■ Provided entries:

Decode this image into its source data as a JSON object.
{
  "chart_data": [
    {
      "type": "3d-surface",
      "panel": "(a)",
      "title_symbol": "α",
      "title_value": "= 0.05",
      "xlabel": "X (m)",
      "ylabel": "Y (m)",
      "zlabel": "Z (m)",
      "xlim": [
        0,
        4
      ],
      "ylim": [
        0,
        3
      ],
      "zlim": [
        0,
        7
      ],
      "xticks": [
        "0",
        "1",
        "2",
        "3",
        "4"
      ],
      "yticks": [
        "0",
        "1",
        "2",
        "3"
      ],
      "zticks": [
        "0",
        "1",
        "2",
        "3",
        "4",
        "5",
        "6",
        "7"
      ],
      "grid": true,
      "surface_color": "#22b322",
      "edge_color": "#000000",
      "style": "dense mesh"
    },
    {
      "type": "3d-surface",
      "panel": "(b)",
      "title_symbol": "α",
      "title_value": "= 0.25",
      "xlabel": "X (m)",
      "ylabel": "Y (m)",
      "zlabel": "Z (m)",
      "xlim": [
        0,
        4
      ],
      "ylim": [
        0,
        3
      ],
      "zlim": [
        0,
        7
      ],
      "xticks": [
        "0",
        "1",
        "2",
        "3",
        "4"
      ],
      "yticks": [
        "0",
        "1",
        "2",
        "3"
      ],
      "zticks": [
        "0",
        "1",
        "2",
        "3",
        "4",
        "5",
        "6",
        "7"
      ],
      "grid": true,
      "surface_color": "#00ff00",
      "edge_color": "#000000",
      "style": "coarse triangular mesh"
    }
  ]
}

==

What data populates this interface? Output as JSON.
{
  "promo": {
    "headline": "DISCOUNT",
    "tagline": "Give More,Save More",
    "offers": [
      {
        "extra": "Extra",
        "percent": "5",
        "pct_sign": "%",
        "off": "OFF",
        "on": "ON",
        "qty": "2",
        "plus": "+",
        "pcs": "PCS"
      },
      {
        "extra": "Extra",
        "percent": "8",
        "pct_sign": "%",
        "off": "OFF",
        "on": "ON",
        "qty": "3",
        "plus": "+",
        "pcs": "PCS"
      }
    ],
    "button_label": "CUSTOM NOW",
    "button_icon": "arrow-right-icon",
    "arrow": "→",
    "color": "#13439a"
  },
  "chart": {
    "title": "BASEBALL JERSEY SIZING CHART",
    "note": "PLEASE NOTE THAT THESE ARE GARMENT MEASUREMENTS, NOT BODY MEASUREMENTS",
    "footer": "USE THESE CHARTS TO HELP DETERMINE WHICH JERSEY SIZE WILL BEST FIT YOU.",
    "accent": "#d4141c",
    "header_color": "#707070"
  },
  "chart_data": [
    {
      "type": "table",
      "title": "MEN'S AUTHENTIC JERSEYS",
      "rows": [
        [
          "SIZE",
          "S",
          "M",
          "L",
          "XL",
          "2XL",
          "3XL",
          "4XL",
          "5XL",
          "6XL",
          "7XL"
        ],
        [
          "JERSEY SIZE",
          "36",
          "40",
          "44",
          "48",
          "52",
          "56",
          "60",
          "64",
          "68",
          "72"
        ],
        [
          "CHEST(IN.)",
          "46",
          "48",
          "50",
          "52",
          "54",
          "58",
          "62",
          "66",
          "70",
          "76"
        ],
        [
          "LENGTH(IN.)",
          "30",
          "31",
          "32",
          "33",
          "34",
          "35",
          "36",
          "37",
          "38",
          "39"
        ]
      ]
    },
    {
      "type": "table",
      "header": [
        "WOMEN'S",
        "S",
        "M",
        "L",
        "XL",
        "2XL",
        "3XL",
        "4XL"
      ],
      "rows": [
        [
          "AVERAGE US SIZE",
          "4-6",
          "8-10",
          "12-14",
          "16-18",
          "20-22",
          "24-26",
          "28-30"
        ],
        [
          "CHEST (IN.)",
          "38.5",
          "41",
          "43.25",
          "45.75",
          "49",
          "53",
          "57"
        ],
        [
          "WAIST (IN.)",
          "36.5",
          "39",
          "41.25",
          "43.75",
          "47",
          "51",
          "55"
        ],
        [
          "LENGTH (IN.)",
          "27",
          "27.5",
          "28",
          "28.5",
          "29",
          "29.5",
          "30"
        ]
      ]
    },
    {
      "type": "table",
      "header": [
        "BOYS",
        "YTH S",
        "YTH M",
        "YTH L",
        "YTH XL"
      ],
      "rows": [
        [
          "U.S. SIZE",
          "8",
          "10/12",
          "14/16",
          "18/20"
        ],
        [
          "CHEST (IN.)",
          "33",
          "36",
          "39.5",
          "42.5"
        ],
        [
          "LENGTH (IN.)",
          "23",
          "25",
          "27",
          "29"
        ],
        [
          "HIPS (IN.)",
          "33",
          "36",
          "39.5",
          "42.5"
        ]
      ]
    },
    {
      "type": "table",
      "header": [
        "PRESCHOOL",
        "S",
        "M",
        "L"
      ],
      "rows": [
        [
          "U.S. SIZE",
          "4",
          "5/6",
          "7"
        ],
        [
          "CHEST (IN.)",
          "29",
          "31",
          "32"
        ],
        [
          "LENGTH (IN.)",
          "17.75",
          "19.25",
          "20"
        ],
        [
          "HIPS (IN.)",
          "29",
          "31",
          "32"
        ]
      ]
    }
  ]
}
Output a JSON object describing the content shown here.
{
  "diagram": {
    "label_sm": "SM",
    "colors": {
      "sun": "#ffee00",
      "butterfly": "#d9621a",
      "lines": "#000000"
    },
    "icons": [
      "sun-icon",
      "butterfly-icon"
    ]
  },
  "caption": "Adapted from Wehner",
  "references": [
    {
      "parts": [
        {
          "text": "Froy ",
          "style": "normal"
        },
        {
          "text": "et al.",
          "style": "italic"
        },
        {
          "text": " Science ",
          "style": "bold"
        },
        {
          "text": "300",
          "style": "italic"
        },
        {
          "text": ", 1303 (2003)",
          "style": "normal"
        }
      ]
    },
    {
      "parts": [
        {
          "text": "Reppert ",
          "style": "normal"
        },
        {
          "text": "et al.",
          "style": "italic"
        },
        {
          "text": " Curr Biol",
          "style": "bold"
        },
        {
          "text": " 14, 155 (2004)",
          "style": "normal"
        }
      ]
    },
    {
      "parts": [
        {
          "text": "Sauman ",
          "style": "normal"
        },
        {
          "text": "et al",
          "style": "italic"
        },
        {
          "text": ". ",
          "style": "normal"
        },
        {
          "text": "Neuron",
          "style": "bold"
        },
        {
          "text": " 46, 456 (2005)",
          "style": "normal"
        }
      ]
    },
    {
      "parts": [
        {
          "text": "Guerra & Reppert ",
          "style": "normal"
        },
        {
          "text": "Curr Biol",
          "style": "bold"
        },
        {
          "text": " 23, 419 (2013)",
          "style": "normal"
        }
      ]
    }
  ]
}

■ What to work on:
Say how many lines of the data include the string "mesh". Nothing other than the number should be given.

■ Solution:
2